Your objective:
Which lines of the records below contain the string "edge"? Report each of them.

BEGIN Material shown

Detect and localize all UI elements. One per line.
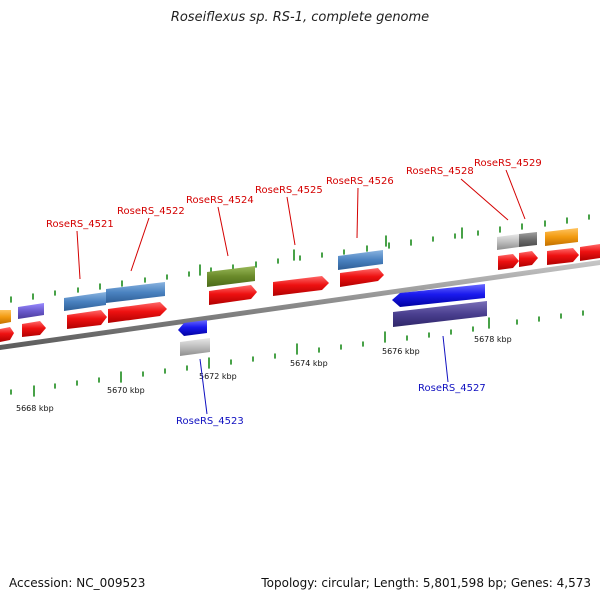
cds-blue-4527[interactable] (392, 284, 485, 307)
gene-label-4523[interactable]: RoseRS_4523 (176, 416, 244, 427)
leader-4527 (442, 335, 449, 383)
scale-label-5674: 5674 kbp (290, 359, 328, 368)
gene-label-4525[interactable]: RoseRS_4525 (255, 185, 323, 196)
genome-summary-text: Topology: circular; Length: 5,801,598 bp… (261, 576, 591, 590)
feature-gray-4523[interactable] (180, 338, 210, 356)
cds-red-4526[interactable] (340, 268, 384, 287)
cds-red-right-edge[interactable] (580, 244, 600, 261)
leader-4528 (460, 178, 509, 221)
leader-4526 (356, 187, 359, 239)
scale-label-5670: 5670 kbp (107, 386, 145, 395)
cds-red-4528[interactable] (498, 254, 519, 270)
leader-4522 (130, 217, 150, 272)
cds-red-left-edge[interactable] (0, 327, 14, 342)
cds-red-4521[interactable] (67, 310, 107, 329)
scale-label-5668: 5668 kbp (16, 404, 54, 413)
feature-orange-right[interactable] (545, 228, 578, 246)
cds-red-right-1[interactable] (547, 248, 579, 265)
feature-navy-4527[interactable] (393, 301, 487, 327)
cds-red-4524[interactable] (209, 285, 257, 305)
leader-4525 (286, 196, 296, 246)
feature-orange-left[interactable] (0, 310, 11, 324)
gene-label-4522[interactable]: RoseRS_4522 (117, 206, 185, 217)
cds-blue-4523[interactable] (178, 320, 207, 336)
leader-4529 (505, 169, 526, 220)
feature-olive-4524[interactable] (207, 266, 255, 287)
cds-red-small-1[interactable] (22, 321, 46, 337)
feature-purple-small[interactable] (18, 303, 44, 319)
gene-label-4527[interactable]: RoseRS_4527 (418, 383, 486, 394)
cds-red-4525[interactable] (273, 276, 329, 296)
feature-steelblue-4526[interactable] (338, 250, 383, 270)
reverse-tick-track (10, 310, 584, 397)
scale-label-5676: 5676 kbp (382, 347, 420, 356)
feature-darkgray-4529[interactable] (519, 232, 537, 247)
genome-backbone (0, 260, 600, 350)
leader-4521 (76, 230, 81, 280)
gene-label-4528[interactable]: RoseRS_4528 (406, 166, 474, 177)
feature-steelblue-4521[interactable] (64, 292, 106, 311)
feature-gray-4528[interactable] (497, 234, 519, 250)
scale-label-5672: 5672 kbp (199, 372, 237, 381)
cds-red-4529[interactable] (519, 251, 538, 267)
gene-label-4529[interactable]: RoseRS_4529 (474, 158, 542, 169)
gene-label-4526[interactable]: RoseRS_4526 (326, 176, 394, 187)
leader-4523 (199, 358, 208, 415)
gene-label-4521[interactable]: RoseRS_4521 (46, 219, 114, 230)
cds-red-4522[interactable] (108, 302, 167, 323)
feature-steelblue-4522[interactable] (106, 282, 165, 303)
leader-lines (76, 169, 526, 415)
leader-4524 (217, 206, 229, 257)
scale-label-5678: 5678 kbp (474, 335, 512, 344)
gene-label-4524[interactable]: RoseRS_4524 (186, 195, 254, 206)
accession-text: Accession: NC_009523 (9, 576, 146, 590)
map-title: Roseiflexus sp. RS-1, complete genome (170, 10, 430, 25)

END Material shown

Completed exercise:
cds-red-right-edge[interactable] (580, 244, 600, 261)
cds-red-left-edge[interactable] (0, 327, 14, 342)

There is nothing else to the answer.